> _EXTRACTED ENTRIES_
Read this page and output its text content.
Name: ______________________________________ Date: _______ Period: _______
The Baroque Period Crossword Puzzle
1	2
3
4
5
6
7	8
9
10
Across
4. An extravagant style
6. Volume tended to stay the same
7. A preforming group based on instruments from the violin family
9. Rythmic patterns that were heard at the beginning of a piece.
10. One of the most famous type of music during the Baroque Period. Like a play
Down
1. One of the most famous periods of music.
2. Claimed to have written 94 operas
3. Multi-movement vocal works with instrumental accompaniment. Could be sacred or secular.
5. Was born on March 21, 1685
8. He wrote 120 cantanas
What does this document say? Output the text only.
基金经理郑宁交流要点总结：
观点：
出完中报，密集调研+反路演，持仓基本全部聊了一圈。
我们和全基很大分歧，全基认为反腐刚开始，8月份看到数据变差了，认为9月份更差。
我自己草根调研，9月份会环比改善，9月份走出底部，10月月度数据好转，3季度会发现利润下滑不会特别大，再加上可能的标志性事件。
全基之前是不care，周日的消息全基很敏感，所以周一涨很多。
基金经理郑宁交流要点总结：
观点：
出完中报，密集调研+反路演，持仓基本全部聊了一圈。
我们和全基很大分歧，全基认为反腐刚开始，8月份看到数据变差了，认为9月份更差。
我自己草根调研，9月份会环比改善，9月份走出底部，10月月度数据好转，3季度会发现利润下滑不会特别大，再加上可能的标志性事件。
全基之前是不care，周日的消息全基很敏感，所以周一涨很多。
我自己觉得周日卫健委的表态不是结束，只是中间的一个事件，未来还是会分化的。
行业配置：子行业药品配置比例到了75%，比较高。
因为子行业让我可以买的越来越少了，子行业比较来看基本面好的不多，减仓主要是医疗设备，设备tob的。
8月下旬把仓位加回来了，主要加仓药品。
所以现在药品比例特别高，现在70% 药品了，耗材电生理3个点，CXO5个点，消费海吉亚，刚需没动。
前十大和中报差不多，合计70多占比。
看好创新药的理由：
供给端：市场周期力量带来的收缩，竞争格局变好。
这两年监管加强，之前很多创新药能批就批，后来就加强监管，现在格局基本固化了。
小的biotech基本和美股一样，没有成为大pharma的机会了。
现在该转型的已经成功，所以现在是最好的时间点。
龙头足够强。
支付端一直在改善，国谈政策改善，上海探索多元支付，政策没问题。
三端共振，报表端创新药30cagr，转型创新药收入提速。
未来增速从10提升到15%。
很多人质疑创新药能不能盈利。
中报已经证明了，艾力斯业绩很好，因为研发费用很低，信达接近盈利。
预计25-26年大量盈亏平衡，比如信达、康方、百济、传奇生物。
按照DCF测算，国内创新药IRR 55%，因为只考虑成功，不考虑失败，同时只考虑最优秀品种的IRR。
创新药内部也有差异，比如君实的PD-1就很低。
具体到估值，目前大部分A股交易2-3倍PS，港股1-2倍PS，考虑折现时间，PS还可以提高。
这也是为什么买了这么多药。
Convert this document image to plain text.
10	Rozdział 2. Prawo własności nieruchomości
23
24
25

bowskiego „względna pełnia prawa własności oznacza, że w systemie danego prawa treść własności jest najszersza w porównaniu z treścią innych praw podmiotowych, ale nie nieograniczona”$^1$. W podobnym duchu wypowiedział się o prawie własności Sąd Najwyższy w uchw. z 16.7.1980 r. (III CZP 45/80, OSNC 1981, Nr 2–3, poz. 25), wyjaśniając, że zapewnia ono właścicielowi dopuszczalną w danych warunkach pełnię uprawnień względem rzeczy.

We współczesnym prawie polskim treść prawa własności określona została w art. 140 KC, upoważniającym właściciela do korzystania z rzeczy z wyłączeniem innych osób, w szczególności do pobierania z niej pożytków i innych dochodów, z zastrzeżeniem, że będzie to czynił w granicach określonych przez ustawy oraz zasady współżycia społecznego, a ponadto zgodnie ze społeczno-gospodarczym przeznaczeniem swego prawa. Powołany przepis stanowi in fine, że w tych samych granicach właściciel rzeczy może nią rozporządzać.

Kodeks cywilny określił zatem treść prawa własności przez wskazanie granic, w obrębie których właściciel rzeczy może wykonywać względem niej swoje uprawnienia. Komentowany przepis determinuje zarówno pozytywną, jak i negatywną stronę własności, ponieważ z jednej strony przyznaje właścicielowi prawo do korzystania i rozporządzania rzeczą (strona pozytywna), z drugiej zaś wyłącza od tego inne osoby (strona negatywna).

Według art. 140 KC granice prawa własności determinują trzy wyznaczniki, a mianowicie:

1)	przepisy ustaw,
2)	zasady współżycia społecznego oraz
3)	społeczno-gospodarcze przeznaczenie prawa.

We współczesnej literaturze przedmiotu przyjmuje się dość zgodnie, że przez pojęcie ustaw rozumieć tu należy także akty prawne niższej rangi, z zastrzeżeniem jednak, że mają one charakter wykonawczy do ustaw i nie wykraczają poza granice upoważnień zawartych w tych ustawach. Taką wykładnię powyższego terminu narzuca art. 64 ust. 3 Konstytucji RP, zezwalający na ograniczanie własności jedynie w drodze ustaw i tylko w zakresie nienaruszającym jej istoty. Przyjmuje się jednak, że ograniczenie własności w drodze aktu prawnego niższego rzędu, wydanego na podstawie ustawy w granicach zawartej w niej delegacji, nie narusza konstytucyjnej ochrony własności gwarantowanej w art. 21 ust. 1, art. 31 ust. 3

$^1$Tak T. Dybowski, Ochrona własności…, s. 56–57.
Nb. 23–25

> _PROBLEM_
Your task is to reproduce the whole listing exactly.

> _EXERCISE ANSWER_
Read this page and output its text content.
Name: ______________________________________ Date: _______ Period: _______
The Baroque Period Crossword Puzzle
1	2
3
4
5
6
7	8
9
10
Across
4. An extravagant style
6. Volume tended to stay the same
7. A preforming group based on instruments from the violin family
9. Rythmic patterns that were heard at the beginning of a piece.
10. One of the most famous type of music during the Baroque Period. Like a play
Down
1. One of the most famous periods of music.
2. Claimed to have written 94 operas
3. Multi-movement vocal works with instrumental accompaniment. Could be sacred or secular.
5. Was born on March 21, 1685
8. He wrote 120 cantanas
What does this document say? Output the text only.
基金经理郑宁交流要点总结：
观点：
出完中报，密集调研+反路演，持仓基本全部聊了一圈。
我们和全基很大分歧，全基认为反腐刚开始，8月份看到数据变差了，认为9月份更差。
我自己草根调研，9月份会环比改善，9月份走出底部，10月月度数据好转，3季度会发现利润下滑不会特别大，再加上可能的标志性事件。
全基之前是不care，周日的消息全基很敏感，所以周一涨很多。
基金经理郑宁交流要点总结：
观点：
出完中报，密集调研+反路演，持仓基本全部聊了一圈。
我们和全基很大分歧，全基认为反腐刚开始，8月份看到数据变差了，认为9月份更差。
我自己草根调研，9月份会环比改善，9月份走出底部，10月月度数据好转，3季度会发现利润下滑不会特别大，再加上可能的标志性事件。
全基之前是不care，周日的消息全基很敏感，所以周一涨很多。
我自己觉得周日卫健委的表态不是结束，只是中间的一个事件，未来还是会分化的。
行业配置：子行业药品配置比例到了75%，比较高。
因为子行业让我可以买的越来越少了，子行业比较来看基本面好的不多，减仓主要是医疗设备，设备tob的。
8月下旬把仓位加回来了，主要加仓药品。
所以现在药品比例特别高，现在70% 药品了，耗材电生理3个点，CXO5个点，消费海吉亚，刚需没动。
前十大和中报差不多，合计70多占比。
看好创新药的理由：
供给端：市场周期力量带来的收缩，竞争格局变好。
这两年监管加强，之前很多创新药能批就批，后来就加强监管，现在格局基本固化了。
小的biotech基本和美股一样，没有成为大pharma的机会了。
现在该转型的已经成功，所以现在是最好的时间点。
龙头足够强。
支付端一直在改善，国谈政策改善，上海探索多元支付，政策没问题。
三端共振，报表端创新药30cagr，转型创新药收入提速。
未来增速从10提升到15%。
很多人质疑创新药能不能盈利。
中报已经证明了，艾力斯业绩很好，因为研发费用很低，信达接近盈利。
预计25-26年大量盈亏平衡，比如信达、康方、百济、传奇生物。
按照DCF测算，国内创新药IRR 55%，因为只考虑成功，不考虑失败，同时只考虑最优秀品种的IRR。
创新药内部也有差异，比如君实的PD-1就很低。
具体到估值，目前大部分A股交易2-3倍PS，港股1-2倍PS，考虑折现时间，PS还可以提高。
这也是为什么买了这么多药。
Convert this document image to plain text.
10	Rozdział 2. Prawo własności nieruchomości
23
24
25

bowskiego „względna pełnia prawa własności oznacza, że w systemie danego prawa treść własności jest najszersza w porównaniu z treścią innych praw podmiotowych, ale nie nieograniczona”$^1$. W podobnym duchu wypowiedział się o prawie własności Sąd Najwyższy w uchw. z 16.7.1980 r. (III CZP 45/80, OSNC 1981, Nr 2–3, poz. 25), wyjaśniając, że zapewnia ono właścicielowi dopuszczalną w danych warunkach pełnię uprawnień względem rzeczy.

We współczesnym prawie polskim treść prawa własności określona została w art. 140 KC, upoważniającym właściciela do korzystania z rzeczy z wyłączeniem innych osób, w szczególności do pobierania z niej pożytków i innych dochodów, z zastrzeżeniem, że będzie to czynił w granicach określonych przez ustawy oraz zasady współżycia społecznego, a ponadto zgodnie ze społeczno-gospodarczym przeznaczeniem swego prawa. Powołany przepis stanowi in fine, że w tych samych granicach właściciel rzeczy może nią rozporządzać.

Kodeks cywilny określił zatem treść prawa własności przez wskazanie granic, w obrębie których właściciel rzeczy może wykonywać względem niej swoje uprawnienia. Komentowany przepis determinuje zarówno pozytywną, jak i negatywną stronę własności, ponieważ z jednej strony przyznaje właścicielowi prawo do korzystania i rozporządzania rzeczą (strona pozytywna), z drugiej zaś wyłącza od tego inne osoby (strona negatywna).

Według art. 140 KC granice prawa własności determinują trzy wyznaczniki, a mianowicie:

1)	przepisy ustaw,
2)	zasady współżycia społecznego oraz
3)	społeczno-gospodarcze przeznaczenie prawa.

We współczesnej literaturze przedmiotu przyjmuje się dość zgodnie, że przez pojęcie ustaw rozumieć tu należy także akty prawne niższej rangi, z zastrzeżeniem jednak, że mają one charakter wykonawczy do ustaw i nie wykraczają poza granice upoważnień zawartych w tych ustawach. Taką wykładnię powyższego terminu narzuca art. 64 ust. 3 Konstytucji RP, zezwalający na ograniczanie własności jedynie w drodze ustaw i tylko w zakresie nienaruszającym jej istoty. Przyjmuje się jednak, że ograniczenie własności w drodze aktu prawnego niższego rzędu, wydanego na podstawie ustawy w granicach zawartej w niej delegacji, nie narusza konstytucyjnej ochrony własności gwarantowanej w art. 21 ust. 1, art. 31 ust. 3

$^1$Tak T. Dybowski, Ochrona własności…, s. 56–57.
Nb. 23–25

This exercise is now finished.